§ RECORD LIST
┄┄┄┄┄┄┄┄┄┄

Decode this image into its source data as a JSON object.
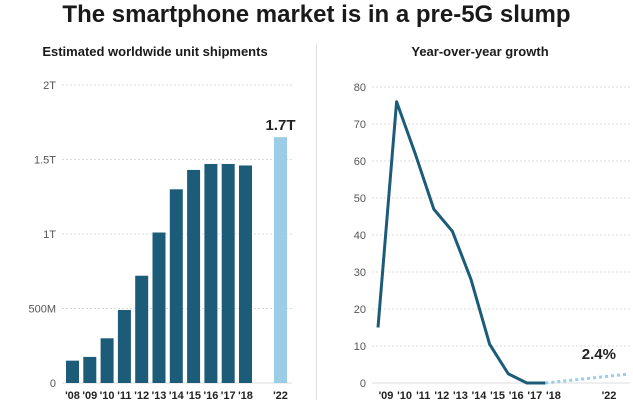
{
  "title": "The smartphone market is in a pre-5G slump",
  "chart_data": [
    {
      "type": "bar",
      "title": "Estimated worldwide unit shipments",
      "categories": [
        "'08",
        "'09",
        "'10",
        "'11",
        "'12",
        "'13",
        "'14",
        "'15",
        "'16",
        "'17",
        "'18",
        "'22"
      ],
      "values": [
        150000000,
        175000000,
        300000000,
        490000000,
        720000000,
        1010000000,
        1300000000,
        1430000000,
        1470000000,
        1470000000,
        1460000000,
        1650000000
      ],
      "forecast": [
        false,
        false,
        false,
        false,
        false,
        false,
        false,
        false,
        false,
        false,
        false,
        true
      ],
      "ylim": [
        0,
        2000000000
      ],
      "y_ticks": [
        {
          "value": 0,
          "label": "0"
        },
        {
          "value": 500000000,
          "label": "500M"
        },
        {
          "value": 1000000000,
          "label": "1T"
        },
        {
          "value": 1500000000,
          "label": "1.5T"
        },
        {
          "value": 2000000000,
          "label": "2T"
        }
      ],
      "callout": {
        "category": "'22",
        "label": "1.7T"
      },
      "colors": {
        "actual": "#1d5c79",
        "forecast": "#9ccde6"
      },
      "grid": true
    },
    {
      "type": "line",
      "title": "Year-over-year growth",
      "x": [
        "'09",
        "'10",
        "'11",
        "'12",
        "'13",
        "'14",
        "'15",
        "'16",
        "'17",
        "'18",
        "'22"
      ],
      "values": [
        15,
        76,
        62,
        47,
        41,
        28,
        10.5,
        2.5,
        0,
        0,
        2.4
      ],
      "forecast_from_index": 9,
      "ylim": [
        0,
        80
      ],
      "y_ticks": [
        0,
        10,
        20,
        30,
        40,
        50,
        60,
        70,
        80
      ],
      "callout": {
        "x": "'22",
        "label": "2.4%"
      },
      "colors": {
        "actual": "#1d5c79",
        "forecast": "#9ccde6"
      },
      "grid": true
    }
  ]
}
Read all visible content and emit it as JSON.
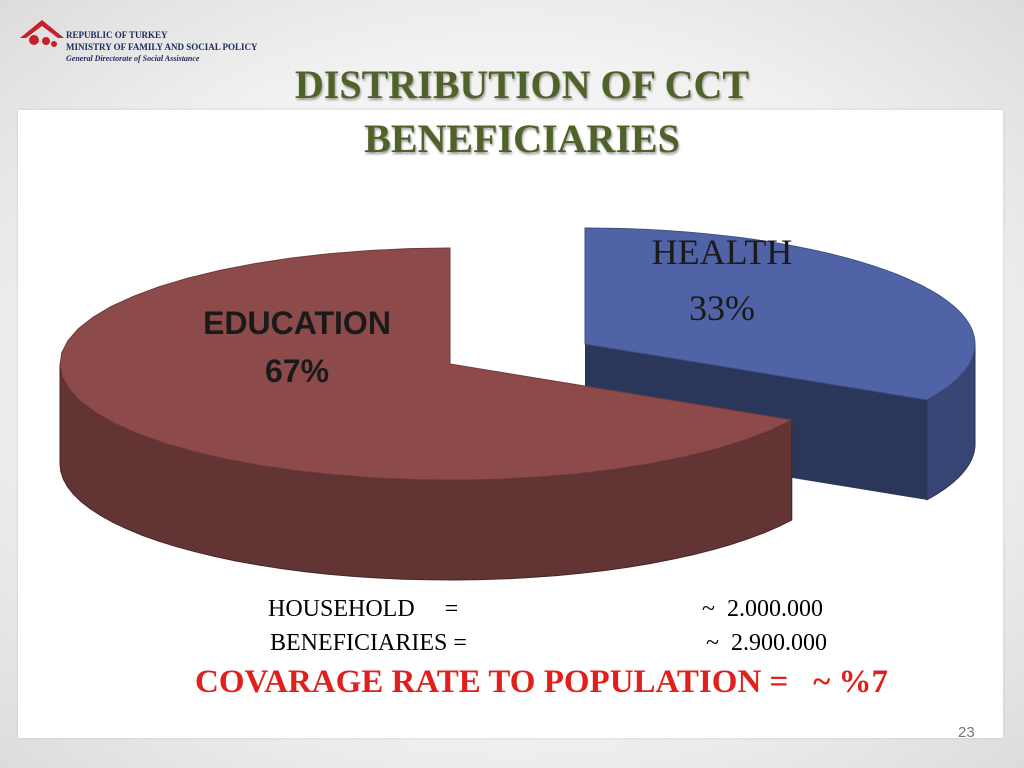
{
  "header": {
    "lines": [
      "REPUBLIC OF TURKEY",
      "MINISTRY OF FAMILY AND SOCIAL POLICY",
      "General Directorate of Social Assistance"
    ]
  },
  "chart_data": {
    "type": "pie3d",
    "title": "DISTRIBUTION OF CCT BENEFICIARIES",
    "categories": [
      "EDUCATION",
      "HEALTH"
    ],
    "values": [
      67,
      33
    ],
    "value_labels": [
      "67%",
      "33%"
    ],
    "colors": [
      "#8c4a4a",
      "#4f63a6"
    ]
  },
  "notes": [
    {
      "label": "HOUSEHOLD     =",
      "value": "~  2.000.000"
    },
    {
      "label": "BENEFICIARIES =",
      "value": "~  2.900.000"
    }
  ],
  "coverage": "COVARAGE RATE TO POPULATION =   ~ %7",
  "page_number": "23"
}
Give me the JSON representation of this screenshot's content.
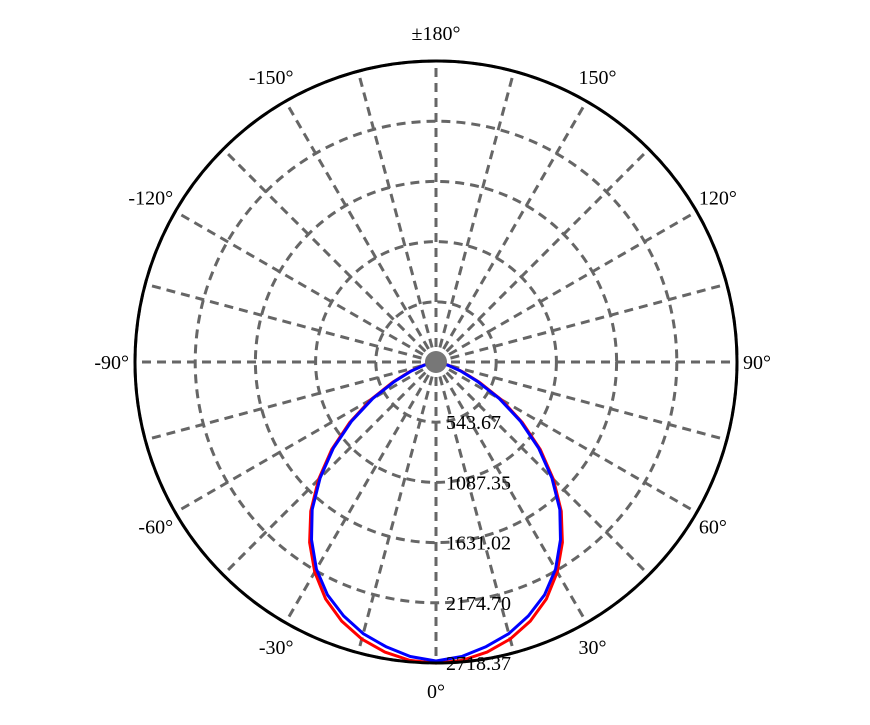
{
  "chart_data": {
    "type": "polar",
    "angle_unit": "degrees",
    "angle_zero": "bottom",
    "angle_direction": "counter-clockwise-positive-right",
    "angle_ticks": [
      {
        "angle": 0,
        "label": "0°"
      },
      {
        "angle": 30,
        "label": "30°"
      },
      {
        "angle": 60,
        "label": "60°"
      },
      {
        "angle": 90,
        "label": "90°"
      },
      {
        "angle": 120,
        "label": "120°"
      },
      {
        "angle": 150,
        "label": "150°"
      },
      {
        "angle": 180,
        "label": "±180°"
      },
      {
        "angle": -150,
        "label": "-150°"
      },
      {
        "angle": -120,
        "label": "-120°"
      },
      {
        "angle": -90,
        "label": "-90°"
      },
      {
        "angle": -60,
        "label": "-60°"
      },
      {
        "angle": -30,
        "label": "-30°"
      }
    ],
    "radial_ticks": [
      {
        "value": 543.67,
        "label": "543.67"
      },
      {
        "value": 1087.35,
        "label": "1087.35"
      },
      {
        "value": 1631.02,
        "label": "1631.02"
      },
      {
        "value": 2174.7,
        "label": "2174.70"
      },
      {
        "value": 2718.37,
        "label": "2718.37"
      }
    ],
    "rlim": [
      0,
      2718.37
    ],
    "grid": true,
    "spoke_step_deg": 15,
    "series": [
      {
        "color": "#ff0000",
        "angles": [
          0,
          5,
          10,
          15,
          20,
          25,
          30,
          35,
          40,
          45,
          50,
          55,
          60,
          65,
          70,
          75,
          80,
          85,
          90
        ],
        "values": [
          2720,
          2705,
          2660,
          2590,
          2490,
          2360,
          2190,
          1990,
          1760,
          1500,
          1230,
          950,
          680,
          430,
          250,
          120,
          50,
          15,
          0
        ],
        "symmetric": true
      },
      {
        "color": "#0000ff",
        "angles": [
          0,
          5,
          10,
          15,
          20,
          25,
          30,
          35,
          40,
          45,
          50,
          55,
          60,
          65,
          70,
          75,
          80,
          85,
          90
        ],
        "values": [
          2700,
          2670,
          2610,
          2540,
          2440,
          2320,
          2160,
          1960,
          1740,
          1480,
          1210,
          930,
          660,
          410,
          235,
          110,
          45,
          12,
          0
        ],
        "symmetric": true
      }
    ]
  }
}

┄┄┄┄┄┄┄┄┄┄

§ EXERCISE DETAILS
Identify all lines where the word "type" shows up. Copy them.

§ WRITTEN SOLUTION
      "type": "bar",
      "type": "line",
    "type": "pie3d",
    "type": "polar",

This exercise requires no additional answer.